The request:
From the records below, pull each line that has "than".

□ □ □ □ □ □ □

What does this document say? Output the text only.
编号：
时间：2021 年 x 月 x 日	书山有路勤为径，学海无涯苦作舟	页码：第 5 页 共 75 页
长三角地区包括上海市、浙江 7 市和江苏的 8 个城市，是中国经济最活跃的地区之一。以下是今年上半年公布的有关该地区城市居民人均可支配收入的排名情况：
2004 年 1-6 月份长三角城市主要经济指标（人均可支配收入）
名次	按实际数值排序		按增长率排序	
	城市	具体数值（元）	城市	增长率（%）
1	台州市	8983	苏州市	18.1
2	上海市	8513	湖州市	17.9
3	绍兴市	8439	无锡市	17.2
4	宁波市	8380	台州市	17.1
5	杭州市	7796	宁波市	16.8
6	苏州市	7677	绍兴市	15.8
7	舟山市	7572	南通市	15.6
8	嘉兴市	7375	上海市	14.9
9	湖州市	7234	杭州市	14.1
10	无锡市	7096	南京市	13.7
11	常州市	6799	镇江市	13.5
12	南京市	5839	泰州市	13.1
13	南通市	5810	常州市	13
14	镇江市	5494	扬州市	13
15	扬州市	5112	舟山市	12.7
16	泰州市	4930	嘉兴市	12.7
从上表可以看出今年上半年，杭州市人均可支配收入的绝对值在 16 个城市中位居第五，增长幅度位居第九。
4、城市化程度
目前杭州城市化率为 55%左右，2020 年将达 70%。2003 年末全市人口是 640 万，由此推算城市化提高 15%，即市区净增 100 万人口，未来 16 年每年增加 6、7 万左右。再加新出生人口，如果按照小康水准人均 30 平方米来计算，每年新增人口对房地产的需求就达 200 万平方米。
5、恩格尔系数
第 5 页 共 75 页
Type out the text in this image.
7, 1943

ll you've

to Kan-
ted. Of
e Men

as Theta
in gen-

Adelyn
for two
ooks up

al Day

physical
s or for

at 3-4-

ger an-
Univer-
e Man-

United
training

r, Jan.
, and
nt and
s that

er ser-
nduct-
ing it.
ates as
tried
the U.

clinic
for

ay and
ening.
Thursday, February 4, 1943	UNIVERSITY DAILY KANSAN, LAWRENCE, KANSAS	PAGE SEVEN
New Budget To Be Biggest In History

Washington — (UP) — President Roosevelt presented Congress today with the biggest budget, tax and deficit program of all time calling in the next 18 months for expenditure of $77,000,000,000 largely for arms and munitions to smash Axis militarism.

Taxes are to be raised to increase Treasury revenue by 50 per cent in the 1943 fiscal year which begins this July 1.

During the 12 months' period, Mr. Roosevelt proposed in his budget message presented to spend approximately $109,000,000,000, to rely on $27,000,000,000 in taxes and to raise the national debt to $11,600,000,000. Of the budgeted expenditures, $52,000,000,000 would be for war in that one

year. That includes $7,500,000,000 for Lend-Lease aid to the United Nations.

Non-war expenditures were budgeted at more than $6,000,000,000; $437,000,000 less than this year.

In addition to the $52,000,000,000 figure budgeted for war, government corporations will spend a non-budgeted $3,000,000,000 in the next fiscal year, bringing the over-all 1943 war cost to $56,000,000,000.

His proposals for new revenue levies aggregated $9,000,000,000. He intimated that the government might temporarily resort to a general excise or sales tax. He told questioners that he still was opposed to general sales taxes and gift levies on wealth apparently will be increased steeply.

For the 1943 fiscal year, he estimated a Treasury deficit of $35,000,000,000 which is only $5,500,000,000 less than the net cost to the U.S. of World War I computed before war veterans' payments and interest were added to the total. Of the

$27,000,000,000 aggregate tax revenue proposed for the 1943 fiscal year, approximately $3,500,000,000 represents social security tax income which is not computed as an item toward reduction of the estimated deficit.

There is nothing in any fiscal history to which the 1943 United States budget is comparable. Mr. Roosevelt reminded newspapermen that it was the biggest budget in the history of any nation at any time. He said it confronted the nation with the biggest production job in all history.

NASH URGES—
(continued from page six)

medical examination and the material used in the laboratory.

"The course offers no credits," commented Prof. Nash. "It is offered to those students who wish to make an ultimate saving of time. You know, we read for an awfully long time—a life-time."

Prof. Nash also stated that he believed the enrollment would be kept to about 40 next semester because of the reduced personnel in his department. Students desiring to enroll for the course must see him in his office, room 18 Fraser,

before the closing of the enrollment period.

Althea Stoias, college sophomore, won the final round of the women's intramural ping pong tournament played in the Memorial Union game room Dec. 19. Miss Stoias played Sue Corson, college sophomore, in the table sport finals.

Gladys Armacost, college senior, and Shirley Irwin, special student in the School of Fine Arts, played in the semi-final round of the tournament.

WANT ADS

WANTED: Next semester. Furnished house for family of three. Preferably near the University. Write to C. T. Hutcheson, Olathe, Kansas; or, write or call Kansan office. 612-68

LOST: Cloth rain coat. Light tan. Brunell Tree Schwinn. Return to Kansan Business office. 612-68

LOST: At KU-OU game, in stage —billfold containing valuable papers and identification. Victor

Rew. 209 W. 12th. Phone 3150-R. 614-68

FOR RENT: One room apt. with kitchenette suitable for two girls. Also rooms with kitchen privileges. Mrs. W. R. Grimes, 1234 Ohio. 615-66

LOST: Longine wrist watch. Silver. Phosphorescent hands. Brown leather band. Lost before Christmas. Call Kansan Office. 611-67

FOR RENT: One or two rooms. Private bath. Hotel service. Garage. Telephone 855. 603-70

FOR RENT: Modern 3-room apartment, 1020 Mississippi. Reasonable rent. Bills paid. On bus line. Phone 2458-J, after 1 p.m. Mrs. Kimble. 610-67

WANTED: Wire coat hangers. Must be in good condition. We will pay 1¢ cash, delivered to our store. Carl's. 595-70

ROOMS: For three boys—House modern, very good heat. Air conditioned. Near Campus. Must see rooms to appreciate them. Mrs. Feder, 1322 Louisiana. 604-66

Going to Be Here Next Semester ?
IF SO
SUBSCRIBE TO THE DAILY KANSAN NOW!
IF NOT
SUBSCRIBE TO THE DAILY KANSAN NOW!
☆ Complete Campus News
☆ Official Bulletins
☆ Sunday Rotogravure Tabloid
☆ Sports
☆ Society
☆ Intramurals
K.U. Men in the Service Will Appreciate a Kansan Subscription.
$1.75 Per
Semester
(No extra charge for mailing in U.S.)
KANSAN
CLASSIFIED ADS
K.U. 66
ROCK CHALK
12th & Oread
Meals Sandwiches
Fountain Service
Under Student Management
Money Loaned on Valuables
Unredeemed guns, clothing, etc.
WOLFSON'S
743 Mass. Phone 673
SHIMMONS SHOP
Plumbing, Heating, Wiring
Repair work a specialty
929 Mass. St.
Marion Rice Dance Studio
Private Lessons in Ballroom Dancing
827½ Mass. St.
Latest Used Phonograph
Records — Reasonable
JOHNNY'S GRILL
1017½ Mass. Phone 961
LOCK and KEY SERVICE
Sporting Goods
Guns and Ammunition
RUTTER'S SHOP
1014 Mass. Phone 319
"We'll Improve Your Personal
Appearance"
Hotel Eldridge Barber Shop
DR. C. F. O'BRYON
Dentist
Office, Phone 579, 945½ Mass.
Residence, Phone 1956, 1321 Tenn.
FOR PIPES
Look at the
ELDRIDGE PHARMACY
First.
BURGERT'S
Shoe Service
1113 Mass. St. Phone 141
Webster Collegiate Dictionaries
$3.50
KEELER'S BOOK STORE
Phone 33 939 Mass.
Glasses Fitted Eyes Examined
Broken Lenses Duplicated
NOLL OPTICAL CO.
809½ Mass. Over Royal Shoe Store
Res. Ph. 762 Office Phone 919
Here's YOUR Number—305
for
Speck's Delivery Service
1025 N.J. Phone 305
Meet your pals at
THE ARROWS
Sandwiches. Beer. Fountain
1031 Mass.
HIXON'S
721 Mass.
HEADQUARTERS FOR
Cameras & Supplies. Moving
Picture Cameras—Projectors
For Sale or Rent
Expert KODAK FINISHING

□ □ □ □ □ □ □

Solved exercise:
Non-war expenditures were budgeted at more than $6,000,000,000; $437,000,000 less than this year.
For the 1943 fiscal year, he estimated a Treasury deficit of $35,000,000,000 which is only $5,500,000,000 less than the net cost to the U.S. of World War I computed before war veterans' payments and interest were added to the total. Of the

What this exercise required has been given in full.